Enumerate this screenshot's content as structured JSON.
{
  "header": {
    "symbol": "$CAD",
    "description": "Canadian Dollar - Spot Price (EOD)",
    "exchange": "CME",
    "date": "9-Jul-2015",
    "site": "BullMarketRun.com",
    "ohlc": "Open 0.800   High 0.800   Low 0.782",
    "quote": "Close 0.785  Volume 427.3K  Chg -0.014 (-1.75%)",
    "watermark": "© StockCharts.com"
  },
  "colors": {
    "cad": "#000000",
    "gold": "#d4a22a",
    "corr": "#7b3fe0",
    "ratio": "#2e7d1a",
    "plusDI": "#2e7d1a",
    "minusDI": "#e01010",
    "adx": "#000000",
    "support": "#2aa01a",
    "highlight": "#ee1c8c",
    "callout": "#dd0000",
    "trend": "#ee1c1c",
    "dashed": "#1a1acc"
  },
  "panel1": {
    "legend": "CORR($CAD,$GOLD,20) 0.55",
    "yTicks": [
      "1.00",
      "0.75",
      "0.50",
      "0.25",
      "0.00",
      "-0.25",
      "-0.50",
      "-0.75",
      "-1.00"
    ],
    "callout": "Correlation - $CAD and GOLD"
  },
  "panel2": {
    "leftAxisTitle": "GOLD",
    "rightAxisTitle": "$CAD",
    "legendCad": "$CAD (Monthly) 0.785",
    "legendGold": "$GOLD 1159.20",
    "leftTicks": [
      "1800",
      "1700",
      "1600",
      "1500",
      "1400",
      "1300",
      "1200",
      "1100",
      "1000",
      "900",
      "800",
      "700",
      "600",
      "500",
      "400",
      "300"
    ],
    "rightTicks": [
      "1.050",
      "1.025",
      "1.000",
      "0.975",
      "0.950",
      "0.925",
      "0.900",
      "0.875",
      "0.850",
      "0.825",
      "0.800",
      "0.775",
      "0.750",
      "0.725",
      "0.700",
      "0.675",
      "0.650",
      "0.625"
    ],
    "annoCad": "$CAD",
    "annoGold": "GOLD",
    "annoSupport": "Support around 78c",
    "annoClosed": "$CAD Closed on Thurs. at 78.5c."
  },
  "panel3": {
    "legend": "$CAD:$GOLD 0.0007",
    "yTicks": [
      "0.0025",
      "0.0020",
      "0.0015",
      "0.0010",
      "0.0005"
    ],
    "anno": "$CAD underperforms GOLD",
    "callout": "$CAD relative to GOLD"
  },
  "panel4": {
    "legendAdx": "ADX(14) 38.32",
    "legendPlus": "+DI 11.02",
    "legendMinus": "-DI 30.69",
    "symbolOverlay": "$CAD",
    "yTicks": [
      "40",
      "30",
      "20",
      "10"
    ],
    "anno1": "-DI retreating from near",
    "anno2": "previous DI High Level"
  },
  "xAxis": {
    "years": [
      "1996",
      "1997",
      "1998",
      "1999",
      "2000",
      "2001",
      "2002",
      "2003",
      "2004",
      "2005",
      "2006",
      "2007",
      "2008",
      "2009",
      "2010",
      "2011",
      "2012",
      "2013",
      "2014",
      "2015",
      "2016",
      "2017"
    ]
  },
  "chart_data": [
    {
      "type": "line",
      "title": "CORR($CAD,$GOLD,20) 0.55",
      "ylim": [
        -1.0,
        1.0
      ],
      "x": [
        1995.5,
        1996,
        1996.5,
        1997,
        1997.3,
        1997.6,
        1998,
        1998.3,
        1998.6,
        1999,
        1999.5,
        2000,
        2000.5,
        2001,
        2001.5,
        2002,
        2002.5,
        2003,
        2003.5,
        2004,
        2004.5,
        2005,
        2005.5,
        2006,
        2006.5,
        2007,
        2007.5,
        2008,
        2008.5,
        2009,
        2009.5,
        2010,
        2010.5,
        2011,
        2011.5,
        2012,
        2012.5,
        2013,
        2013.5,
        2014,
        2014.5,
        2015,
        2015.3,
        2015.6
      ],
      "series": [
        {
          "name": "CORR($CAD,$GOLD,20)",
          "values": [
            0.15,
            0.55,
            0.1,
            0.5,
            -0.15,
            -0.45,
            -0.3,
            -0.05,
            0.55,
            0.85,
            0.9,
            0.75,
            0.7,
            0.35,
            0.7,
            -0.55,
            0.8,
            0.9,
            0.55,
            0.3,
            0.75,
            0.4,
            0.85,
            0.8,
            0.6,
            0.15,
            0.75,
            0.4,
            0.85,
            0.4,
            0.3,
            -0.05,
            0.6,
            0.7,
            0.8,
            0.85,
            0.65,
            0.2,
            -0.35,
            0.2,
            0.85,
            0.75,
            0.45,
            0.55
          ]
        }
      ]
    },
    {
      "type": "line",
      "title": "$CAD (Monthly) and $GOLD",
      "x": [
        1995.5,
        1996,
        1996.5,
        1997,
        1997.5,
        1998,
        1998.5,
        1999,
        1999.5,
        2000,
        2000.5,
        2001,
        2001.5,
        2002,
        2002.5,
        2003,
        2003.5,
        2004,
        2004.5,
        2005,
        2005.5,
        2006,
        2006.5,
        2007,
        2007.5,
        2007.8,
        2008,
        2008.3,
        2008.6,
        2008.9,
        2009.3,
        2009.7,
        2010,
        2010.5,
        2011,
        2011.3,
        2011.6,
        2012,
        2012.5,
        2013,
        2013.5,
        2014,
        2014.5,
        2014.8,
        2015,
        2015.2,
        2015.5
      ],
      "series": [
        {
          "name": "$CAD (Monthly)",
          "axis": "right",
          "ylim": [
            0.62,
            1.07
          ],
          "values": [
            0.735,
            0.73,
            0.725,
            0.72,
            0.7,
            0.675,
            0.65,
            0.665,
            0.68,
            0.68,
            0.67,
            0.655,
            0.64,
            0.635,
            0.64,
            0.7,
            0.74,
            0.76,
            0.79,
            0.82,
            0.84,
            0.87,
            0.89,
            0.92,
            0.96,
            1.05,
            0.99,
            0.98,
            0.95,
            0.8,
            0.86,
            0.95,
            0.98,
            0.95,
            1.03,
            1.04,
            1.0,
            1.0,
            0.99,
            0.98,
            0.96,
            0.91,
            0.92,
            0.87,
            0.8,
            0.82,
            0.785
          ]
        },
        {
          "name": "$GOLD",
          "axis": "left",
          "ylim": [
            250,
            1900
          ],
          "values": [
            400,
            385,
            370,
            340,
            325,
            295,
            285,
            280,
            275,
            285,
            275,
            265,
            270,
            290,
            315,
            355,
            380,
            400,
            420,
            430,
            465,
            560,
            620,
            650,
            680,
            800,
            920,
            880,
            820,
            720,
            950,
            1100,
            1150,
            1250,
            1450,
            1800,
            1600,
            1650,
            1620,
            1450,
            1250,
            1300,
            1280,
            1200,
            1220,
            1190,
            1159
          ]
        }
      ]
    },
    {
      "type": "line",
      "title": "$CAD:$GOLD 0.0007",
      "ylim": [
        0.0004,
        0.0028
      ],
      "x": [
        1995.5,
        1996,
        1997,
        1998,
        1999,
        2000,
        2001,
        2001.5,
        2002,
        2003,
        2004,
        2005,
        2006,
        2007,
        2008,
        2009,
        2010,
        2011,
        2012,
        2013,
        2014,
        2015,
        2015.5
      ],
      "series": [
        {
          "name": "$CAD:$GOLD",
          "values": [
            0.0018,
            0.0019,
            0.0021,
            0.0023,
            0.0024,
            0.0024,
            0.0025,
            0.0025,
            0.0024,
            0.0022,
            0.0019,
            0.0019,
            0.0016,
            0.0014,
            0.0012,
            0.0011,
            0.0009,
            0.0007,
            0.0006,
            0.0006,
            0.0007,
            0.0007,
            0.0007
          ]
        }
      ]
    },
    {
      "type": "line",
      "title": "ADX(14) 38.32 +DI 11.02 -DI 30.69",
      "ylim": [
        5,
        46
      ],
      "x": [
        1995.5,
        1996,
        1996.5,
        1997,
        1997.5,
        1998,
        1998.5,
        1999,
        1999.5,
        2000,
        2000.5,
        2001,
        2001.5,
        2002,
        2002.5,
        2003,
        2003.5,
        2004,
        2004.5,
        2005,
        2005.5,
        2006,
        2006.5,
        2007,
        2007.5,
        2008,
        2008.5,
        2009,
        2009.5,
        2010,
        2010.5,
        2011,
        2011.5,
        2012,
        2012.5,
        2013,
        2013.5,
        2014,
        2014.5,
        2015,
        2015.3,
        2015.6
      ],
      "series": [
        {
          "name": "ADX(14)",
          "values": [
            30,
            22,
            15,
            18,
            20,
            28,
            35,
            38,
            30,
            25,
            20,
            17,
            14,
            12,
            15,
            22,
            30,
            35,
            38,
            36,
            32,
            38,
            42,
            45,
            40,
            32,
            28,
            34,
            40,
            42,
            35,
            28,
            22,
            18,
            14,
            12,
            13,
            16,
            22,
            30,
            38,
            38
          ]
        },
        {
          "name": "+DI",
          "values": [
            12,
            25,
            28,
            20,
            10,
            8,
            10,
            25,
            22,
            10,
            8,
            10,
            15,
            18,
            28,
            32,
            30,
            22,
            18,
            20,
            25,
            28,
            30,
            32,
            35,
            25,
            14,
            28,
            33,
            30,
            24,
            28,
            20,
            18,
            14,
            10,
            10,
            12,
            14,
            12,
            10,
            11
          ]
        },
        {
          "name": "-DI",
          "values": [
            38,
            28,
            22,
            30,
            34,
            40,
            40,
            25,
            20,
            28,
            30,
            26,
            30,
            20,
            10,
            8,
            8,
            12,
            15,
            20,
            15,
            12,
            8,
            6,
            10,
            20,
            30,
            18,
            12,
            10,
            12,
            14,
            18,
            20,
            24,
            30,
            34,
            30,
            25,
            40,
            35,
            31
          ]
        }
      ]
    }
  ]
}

===============

• **What is needed**:
Gather each line from the listing above that holds "name".

• **Correct output**:
          "name": "CORR($CAD,$GOLD,20)",
          "name": "$CAD (Monthly)",
          "name": "$GOLD",
          "name": "$CAD:$GOLD",
          "name": "ADX(14)",
          "name": "+DI",
          "name": "-DI",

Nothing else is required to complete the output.